- [Stated goal] Write out all of the entries exactly as given.

[START OF Provided data]

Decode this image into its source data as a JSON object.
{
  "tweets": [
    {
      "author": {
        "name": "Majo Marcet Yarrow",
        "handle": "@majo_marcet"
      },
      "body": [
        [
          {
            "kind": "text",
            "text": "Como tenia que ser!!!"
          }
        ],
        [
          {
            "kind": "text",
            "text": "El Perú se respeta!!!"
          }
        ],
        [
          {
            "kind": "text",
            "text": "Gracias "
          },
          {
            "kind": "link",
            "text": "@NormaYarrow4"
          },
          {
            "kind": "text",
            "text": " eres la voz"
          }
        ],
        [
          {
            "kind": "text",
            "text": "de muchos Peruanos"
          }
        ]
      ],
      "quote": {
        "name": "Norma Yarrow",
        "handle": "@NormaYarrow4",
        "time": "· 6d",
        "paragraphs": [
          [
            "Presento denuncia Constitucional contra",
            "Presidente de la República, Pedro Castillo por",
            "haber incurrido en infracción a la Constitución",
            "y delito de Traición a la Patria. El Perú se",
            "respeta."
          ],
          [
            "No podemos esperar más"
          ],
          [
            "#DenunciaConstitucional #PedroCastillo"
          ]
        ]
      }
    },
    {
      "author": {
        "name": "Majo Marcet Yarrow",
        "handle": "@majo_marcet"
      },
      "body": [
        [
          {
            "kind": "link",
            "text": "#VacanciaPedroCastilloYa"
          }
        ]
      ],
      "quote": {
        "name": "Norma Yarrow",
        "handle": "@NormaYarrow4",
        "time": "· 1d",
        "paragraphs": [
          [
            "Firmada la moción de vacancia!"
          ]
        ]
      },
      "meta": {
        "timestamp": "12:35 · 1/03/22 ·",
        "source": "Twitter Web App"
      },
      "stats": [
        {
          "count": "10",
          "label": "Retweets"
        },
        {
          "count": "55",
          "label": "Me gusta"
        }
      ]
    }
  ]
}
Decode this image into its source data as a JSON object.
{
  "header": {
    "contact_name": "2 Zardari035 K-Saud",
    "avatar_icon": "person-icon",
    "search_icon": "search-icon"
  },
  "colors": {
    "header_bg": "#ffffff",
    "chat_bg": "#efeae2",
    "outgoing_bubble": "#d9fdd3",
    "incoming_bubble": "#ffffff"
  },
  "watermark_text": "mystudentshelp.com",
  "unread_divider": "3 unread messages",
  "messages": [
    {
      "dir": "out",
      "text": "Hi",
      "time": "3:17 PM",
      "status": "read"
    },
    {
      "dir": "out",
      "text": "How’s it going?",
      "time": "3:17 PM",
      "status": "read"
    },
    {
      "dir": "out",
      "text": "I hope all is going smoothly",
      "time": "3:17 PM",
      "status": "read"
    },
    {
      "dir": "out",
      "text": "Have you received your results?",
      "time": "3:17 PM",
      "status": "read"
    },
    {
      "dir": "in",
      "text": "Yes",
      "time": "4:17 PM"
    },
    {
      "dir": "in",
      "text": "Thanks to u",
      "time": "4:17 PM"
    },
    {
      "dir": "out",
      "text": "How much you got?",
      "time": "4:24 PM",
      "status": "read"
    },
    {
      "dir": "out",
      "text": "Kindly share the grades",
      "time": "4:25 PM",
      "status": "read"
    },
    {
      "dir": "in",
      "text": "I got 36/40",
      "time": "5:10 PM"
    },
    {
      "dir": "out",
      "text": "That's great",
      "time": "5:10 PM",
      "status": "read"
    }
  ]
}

[END OF Provided data]

- [Problem solution]
Decode this image into its source data as a JSON object.
{
  "tweets": [
    {
      "author": {
        "name": "Majo Marcet Yarrow",
        "handle": "@majo_marcet"
      },
      "body": [
        [
          {
            "kind": "text",
            "text": "Como tenia que ser!!!"
          }
        ],
        [
          {
            "kind": "text",
            "text": "El Perú se respeta!!!"
          }
        ],
        [
          {
            "kind": "text",
            "text": "Gracias "
          },
          {
            "kind": "link",
            "text": "@NormaYarrow4"
          },
          {
            "kind": "text",
            "text": " eres la voz"
          }
        ],
        [
          {
            "kind": "text",
            "text": "de muchos Peruanos"
          }
        ]
      ],
      "quote": {
        "name": "Norma Yarrow",
        "handle": "@NormaYarrow4",
        "time": "· 6d",
        "paragraphs": [
          [
            "Presento denuncia Constitucional contra",
            "Presidente de la República, Pedro Castillo por",
            "haber incurrido en infracción a la Constitución",
            "y delito de Traición a la Patria. El Perú se",
            "respeta."
          ],
          [
            "No podemos esperar más"
          ],
          [
            "#DenunciaConstitucional #PedroCastillo"
          ]
        ]
      }
    },
    {
      "author": {
        "name": "Majo Marcet Yarrow",
        "handle": "@majo_marcet"
      },
      "body": [
        [
          {
            "kind": "link",
            "text": "#VacanciaPedroCastilloYa"
          }
        ]
      ],
      "quote": {
        "name": "Norma Yarrow",
        "handle": "@NormaYarrow4",
        "time": "· 1d",
        "paragraphs": [
          [
            "Firmada la moción de vacancia!"
          ]
        ]
      },
      "meta": {
        "timestamp": "12:35 · 1/03/22 ·",
        "source": "Twitter Web App"
      },
      "stats": [
        {
          "count": "10",
          "label": "Retweets"
        },
        {
          "count": "55",
          "label": "Me gusta"
        }
      ]
    }
  ]
}
Decode this image into its source data as a JSON object.
{
  "header": {
    "contact_name": "2 Zardari035 K-Saud",
    "avatar_icon": "person-icon",
    "search_icon": "search-icon"
  },
  "colors": {
    "header_bg": "#ffffff",
    "chat_bg": "#efeae2",
    "outgoing_bubble": "#d9fdd3",
    "incoming_bubble": "#ffffff"
  },
  "watermark_text": "mystudentshelp.com",
  "unread_divider": "3 unread messages",
  "messages": [
    {
      "dir": "out",
      "text": "Hi",
      "time": "3:17 PM",
      "status": "read"
    },
    {
      "dir": "out",
      "text": "How’s it going?",
      "time": "3:17 PM",
      "status": "read"
    },
    {
      "dir": "out",
      "text": "I hope all is going smoothly",
      "time": "3:17 PM",
      "status": "read"
    },
    {
      "dir": "out",
      "text": "Have you received your results?",
      "time": "3:17 PM",
      "status": "read"
    },
    {
      "dir": "in",
      "text": "Yes",
      "time": "4:17 PM"
    },
    {
      "dir": "in",
      "text": "Thanks to u",
      "time": "4:17 PM"
    },
    {
      "dir": "out",
      "text": "How much you got?",
      "time": "4:24 PM",
      "status": "read"
    },
    {
      "dir": "out",
      "text": "Kindly share the grades",
      "time": "4:25 PM",
      "status": "read"
    },
    {
      "dir": "in",
      "text": "I got 36/40",
      "time": "5:10 PM"
    },
    {
      "dir": "out",
      "text": "That's great",
      "time": "5:10 PM",
      "status": "read"
    }
  ]
}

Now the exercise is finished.